Data records
===
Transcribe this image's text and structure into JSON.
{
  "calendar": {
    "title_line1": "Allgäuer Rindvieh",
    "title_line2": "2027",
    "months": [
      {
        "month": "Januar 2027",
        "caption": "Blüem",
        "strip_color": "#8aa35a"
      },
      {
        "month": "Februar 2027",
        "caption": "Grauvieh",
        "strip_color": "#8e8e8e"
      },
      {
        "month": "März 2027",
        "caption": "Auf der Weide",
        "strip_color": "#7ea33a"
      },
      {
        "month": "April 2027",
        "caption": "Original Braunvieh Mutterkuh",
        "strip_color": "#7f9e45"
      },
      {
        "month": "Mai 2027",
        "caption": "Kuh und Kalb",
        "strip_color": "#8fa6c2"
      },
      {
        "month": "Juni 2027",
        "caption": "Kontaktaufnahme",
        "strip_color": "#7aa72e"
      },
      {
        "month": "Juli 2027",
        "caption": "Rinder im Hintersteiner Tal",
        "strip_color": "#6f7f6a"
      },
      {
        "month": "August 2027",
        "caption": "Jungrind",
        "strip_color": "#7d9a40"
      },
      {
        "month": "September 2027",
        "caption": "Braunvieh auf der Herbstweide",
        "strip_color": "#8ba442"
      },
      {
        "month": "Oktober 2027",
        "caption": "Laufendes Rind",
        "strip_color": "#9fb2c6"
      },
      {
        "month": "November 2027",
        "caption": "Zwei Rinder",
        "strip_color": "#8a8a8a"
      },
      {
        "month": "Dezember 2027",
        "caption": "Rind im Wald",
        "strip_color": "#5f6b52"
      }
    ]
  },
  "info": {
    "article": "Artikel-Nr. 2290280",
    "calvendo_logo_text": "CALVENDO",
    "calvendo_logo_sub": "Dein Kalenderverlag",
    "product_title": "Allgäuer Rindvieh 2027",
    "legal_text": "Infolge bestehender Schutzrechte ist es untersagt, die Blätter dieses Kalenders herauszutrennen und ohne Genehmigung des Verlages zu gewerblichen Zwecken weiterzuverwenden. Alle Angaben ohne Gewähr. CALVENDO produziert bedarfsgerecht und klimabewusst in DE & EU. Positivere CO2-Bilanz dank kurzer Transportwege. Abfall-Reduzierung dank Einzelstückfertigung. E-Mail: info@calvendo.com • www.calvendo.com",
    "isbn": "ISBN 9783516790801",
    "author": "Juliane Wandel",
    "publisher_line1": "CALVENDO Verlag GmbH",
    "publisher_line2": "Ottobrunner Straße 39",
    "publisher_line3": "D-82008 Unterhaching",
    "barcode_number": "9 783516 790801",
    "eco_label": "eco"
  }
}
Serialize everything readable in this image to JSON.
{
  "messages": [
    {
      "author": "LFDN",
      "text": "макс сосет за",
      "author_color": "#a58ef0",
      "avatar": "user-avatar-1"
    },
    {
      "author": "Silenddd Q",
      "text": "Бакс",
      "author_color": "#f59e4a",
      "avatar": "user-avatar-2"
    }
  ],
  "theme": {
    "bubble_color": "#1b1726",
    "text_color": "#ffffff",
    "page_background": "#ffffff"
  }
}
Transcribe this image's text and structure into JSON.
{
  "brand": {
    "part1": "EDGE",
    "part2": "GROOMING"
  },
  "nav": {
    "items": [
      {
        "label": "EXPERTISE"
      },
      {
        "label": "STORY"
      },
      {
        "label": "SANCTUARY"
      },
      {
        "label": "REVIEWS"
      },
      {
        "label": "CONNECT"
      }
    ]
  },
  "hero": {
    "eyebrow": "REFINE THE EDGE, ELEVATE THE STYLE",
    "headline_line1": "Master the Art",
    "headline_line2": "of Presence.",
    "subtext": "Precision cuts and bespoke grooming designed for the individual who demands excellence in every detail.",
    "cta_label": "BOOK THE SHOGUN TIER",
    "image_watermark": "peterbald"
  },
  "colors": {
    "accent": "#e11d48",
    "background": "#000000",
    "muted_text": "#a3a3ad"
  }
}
===
__Objective__:
Check every line of the entries above for the word "Braunvieh" and report how many lines contain it, giving the number only.

__Solution below__:
2